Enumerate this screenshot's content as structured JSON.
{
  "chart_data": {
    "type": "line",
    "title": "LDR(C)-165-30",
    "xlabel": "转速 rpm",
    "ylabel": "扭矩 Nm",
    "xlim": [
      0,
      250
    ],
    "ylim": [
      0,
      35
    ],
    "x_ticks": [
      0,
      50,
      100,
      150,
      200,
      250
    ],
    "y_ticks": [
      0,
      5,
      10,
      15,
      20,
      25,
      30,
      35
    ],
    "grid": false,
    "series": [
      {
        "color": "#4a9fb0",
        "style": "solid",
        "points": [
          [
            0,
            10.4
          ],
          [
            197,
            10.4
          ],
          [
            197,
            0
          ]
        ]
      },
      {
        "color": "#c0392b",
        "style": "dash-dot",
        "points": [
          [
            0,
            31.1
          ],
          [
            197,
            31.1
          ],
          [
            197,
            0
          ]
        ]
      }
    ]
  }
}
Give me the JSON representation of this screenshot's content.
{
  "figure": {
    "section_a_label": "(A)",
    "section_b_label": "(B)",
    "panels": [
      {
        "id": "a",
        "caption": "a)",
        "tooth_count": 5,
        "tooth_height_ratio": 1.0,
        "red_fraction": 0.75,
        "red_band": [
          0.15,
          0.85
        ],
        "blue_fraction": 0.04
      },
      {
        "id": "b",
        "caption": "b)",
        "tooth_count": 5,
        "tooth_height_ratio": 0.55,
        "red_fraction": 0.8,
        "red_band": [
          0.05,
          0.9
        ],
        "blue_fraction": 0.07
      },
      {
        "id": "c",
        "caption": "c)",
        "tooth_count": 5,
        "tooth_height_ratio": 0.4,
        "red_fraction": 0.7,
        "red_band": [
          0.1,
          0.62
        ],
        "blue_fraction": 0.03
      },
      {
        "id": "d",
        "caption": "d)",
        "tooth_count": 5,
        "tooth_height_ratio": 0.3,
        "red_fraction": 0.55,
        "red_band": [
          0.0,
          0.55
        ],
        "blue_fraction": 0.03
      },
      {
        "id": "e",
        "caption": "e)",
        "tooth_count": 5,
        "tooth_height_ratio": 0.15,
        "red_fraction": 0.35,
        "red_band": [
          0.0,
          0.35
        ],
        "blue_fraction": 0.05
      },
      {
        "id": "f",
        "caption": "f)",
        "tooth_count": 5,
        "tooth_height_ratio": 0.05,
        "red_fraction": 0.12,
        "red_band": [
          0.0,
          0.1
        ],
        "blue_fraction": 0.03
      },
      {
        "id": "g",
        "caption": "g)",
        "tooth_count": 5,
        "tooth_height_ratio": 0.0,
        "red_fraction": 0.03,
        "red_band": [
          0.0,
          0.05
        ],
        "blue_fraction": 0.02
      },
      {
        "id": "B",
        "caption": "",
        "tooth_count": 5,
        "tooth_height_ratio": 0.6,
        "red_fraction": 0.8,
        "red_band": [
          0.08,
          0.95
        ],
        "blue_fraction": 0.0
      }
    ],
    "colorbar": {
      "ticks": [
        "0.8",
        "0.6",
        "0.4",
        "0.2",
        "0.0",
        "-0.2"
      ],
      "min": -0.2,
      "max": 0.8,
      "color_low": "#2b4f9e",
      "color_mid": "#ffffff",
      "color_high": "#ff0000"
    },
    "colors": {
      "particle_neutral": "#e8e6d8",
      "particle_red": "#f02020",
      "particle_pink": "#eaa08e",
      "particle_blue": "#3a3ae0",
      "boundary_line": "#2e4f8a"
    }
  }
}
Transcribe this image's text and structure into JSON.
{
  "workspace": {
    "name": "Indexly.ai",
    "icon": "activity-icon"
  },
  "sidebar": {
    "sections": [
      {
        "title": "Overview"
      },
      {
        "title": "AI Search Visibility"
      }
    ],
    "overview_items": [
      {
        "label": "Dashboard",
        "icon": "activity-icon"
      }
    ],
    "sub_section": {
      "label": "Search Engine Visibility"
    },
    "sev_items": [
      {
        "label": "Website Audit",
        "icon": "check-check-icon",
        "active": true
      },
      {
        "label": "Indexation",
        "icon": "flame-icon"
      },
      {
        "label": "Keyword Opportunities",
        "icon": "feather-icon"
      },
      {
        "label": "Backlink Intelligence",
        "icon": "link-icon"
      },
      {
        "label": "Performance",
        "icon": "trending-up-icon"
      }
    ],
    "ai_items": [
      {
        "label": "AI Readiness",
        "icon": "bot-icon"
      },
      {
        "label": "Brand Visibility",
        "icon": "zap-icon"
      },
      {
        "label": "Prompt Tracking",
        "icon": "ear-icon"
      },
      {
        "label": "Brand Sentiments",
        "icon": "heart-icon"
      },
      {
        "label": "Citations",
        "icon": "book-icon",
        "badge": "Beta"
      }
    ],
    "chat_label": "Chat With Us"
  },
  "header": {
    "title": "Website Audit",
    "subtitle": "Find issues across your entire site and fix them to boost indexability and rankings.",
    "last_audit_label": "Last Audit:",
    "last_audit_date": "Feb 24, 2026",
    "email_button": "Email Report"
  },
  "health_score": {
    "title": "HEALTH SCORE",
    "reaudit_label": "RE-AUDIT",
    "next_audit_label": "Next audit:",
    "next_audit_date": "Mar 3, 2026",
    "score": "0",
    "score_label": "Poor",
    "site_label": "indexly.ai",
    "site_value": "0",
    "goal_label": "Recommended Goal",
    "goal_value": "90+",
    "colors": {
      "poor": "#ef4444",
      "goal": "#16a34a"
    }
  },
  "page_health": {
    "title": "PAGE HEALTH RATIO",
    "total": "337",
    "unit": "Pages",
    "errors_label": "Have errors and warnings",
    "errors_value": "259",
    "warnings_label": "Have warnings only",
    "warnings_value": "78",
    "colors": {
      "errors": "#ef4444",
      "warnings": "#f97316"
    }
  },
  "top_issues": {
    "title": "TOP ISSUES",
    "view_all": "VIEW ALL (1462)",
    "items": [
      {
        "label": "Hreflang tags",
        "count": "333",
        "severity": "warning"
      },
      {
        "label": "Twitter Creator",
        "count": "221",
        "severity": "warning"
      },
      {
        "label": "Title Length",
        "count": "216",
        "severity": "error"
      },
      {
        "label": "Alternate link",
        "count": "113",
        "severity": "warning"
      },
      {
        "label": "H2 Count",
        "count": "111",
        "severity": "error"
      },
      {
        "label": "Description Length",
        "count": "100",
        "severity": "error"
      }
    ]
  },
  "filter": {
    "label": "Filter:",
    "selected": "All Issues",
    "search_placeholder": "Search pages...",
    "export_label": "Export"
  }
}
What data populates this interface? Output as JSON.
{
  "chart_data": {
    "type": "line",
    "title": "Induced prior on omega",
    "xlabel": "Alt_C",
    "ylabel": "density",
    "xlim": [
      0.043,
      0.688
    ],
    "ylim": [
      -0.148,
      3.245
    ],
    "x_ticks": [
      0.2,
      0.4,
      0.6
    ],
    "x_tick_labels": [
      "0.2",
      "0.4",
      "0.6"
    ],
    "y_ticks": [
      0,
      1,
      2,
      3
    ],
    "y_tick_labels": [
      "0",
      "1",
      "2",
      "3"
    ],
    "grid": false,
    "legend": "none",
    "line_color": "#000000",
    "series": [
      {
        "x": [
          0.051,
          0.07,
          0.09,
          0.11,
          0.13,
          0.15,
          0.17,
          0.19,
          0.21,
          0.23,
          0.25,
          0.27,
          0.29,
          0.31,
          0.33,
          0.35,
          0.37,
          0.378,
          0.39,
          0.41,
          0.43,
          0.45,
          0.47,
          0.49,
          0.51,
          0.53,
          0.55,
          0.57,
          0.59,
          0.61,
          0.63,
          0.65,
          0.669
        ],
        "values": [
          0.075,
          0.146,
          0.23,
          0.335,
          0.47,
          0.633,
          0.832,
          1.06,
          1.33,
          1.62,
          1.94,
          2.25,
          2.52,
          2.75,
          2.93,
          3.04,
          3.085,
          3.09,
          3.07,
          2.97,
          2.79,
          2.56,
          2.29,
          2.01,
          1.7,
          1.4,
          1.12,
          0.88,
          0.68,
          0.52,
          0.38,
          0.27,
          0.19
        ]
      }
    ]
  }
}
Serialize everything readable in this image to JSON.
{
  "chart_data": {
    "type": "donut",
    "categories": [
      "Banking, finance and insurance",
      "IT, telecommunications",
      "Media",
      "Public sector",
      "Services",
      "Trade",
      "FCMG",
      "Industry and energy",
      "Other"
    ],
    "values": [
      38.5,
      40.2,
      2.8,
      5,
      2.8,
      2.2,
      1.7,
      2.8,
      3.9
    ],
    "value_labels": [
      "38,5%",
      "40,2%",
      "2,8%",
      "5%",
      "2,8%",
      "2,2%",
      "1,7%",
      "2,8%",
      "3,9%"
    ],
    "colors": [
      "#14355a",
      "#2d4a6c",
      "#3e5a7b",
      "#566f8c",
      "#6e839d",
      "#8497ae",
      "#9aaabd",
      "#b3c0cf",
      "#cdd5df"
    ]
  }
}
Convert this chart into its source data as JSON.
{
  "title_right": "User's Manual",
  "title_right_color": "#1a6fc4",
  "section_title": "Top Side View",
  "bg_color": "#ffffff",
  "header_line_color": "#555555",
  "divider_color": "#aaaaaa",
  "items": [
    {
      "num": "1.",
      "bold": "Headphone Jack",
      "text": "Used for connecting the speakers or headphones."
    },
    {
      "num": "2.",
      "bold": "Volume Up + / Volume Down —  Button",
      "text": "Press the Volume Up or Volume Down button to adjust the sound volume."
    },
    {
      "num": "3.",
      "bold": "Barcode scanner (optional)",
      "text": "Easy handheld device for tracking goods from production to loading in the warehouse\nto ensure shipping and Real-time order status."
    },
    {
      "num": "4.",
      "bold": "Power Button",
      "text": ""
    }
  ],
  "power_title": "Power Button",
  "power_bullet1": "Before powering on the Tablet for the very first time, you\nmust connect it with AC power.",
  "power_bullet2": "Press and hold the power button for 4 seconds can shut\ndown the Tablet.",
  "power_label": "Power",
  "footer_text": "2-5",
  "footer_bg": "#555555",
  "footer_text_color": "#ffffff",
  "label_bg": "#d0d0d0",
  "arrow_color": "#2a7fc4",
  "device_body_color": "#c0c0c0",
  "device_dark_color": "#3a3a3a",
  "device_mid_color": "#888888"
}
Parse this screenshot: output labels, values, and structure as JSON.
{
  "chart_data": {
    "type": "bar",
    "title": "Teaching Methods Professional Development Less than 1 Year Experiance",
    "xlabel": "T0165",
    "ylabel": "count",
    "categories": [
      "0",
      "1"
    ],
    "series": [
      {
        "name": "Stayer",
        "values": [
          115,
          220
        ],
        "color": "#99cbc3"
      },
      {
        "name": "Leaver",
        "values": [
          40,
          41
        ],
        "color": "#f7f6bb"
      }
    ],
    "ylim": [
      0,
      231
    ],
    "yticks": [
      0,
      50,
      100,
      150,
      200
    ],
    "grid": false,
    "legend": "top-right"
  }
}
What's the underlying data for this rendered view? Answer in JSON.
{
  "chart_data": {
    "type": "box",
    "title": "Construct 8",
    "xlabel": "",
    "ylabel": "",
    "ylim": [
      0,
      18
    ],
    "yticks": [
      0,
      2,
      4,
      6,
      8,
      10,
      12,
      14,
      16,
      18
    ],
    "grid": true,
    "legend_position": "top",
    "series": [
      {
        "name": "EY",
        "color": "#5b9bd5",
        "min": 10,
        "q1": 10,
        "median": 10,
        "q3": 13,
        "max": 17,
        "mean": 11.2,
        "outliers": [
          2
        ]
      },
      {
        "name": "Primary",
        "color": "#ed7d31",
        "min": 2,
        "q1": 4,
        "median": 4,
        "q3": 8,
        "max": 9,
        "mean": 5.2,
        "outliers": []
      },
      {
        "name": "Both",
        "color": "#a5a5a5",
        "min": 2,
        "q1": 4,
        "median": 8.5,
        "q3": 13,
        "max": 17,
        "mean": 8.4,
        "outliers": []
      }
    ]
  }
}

WHAT THE EXERCISE ASKS:
Return each line with "Search".

RESPONSE:
        "title": "AI Search Visibility"
      "label": "Search Engine Visibility"
    "search_placeholder": "Search pages...",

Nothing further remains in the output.